◆ PROBLEM: Pick out every line that holds the string "which" and copy it.

◆ LISTED RECORDS:
------------------------

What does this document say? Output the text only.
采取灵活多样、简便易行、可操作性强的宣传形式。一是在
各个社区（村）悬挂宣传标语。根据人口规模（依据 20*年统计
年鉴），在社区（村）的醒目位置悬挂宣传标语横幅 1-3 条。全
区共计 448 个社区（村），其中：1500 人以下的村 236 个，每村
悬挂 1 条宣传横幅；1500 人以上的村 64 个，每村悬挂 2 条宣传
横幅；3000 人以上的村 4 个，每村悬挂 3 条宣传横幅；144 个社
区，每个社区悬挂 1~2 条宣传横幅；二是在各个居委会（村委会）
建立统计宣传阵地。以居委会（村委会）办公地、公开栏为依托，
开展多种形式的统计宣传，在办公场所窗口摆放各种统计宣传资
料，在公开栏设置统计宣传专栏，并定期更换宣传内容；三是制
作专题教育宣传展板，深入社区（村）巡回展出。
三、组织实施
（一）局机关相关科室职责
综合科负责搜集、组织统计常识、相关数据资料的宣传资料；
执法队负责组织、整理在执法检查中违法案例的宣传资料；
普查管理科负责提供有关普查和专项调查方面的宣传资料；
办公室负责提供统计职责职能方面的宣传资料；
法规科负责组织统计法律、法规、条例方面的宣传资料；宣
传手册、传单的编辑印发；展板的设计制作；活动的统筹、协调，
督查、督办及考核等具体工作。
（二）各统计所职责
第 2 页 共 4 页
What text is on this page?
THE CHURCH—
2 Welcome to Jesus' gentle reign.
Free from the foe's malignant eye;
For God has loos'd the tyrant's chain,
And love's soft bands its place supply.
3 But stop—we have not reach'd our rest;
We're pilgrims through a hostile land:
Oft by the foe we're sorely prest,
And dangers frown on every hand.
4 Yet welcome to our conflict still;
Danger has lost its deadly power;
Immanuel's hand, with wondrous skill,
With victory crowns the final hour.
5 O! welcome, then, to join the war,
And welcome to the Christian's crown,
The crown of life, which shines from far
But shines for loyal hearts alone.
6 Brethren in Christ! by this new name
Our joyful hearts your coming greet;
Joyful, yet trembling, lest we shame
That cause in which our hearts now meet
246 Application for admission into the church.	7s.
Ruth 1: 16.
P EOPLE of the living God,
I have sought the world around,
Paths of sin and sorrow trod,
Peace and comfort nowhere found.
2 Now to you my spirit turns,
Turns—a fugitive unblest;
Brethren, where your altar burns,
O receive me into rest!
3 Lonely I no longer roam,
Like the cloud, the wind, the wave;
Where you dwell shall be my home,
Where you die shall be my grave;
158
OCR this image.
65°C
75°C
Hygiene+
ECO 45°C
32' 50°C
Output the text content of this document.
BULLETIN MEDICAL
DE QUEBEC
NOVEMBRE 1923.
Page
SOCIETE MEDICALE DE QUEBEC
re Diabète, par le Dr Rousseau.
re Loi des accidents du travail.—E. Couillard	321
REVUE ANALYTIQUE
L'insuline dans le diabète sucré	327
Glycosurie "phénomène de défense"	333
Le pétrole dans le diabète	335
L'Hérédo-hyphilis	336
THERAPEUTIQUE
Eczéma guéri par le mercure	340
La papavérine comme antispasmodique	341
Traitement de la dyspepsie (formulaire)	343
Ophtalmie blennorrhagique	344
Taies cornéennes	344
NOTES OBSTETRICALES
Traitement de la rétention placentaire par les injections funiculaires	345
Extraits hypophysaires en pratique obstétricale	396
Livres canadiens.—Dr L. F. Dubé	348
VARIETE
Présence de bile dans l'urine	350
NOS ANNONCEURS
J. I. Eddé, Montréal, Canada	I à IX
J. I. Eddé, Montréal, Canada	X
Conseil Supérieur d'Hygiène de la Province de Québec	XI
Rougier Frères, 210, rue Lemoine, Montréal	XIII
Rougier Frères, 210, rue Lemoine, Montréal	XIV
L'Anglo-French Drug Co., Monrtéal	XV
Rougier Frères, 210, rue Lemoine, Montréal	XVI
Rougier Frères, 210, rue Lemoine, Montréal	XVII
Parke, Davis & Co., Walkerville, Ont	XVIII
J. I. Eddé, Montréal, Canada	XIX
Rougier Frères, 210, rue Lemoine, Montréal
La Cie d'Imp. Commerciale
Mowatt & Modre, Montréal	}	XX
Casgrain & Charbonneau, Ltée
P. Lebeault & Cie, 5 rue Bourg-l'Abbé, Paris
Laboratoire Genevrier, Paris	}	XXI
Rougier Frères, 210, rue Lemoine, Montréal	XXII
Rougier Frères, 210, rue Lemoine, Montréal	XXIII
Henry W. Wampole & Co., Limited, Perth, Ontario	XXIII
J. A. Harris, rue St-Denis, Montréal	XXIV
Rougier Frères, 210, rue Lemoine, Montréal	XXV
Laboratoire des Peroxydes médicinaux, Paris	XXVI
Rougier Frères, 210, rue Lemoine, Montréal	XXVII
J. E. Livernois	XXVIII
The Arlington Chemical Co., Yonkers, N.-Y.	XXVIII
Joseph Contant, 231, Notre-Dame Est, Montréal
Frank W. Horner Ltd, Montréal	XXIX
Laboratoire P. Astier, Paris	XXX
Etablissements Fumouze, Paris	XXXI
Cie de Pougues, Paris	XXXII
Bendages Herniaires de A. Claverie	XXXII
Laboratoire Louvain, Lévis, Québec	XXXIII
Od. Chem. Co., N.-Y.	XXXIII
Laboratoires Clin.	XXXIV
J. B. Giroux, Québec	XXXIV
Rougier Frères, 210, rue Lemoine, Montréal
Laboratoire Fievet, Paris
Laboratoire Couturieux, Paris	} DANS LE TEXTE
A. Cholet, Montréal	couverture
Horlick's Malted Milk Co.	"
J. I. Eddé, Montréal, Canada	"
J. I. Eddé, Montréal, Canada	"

------------------------

◆ SOLUTION:
The crown of life, which shines from far
That cause in which our hearts now meet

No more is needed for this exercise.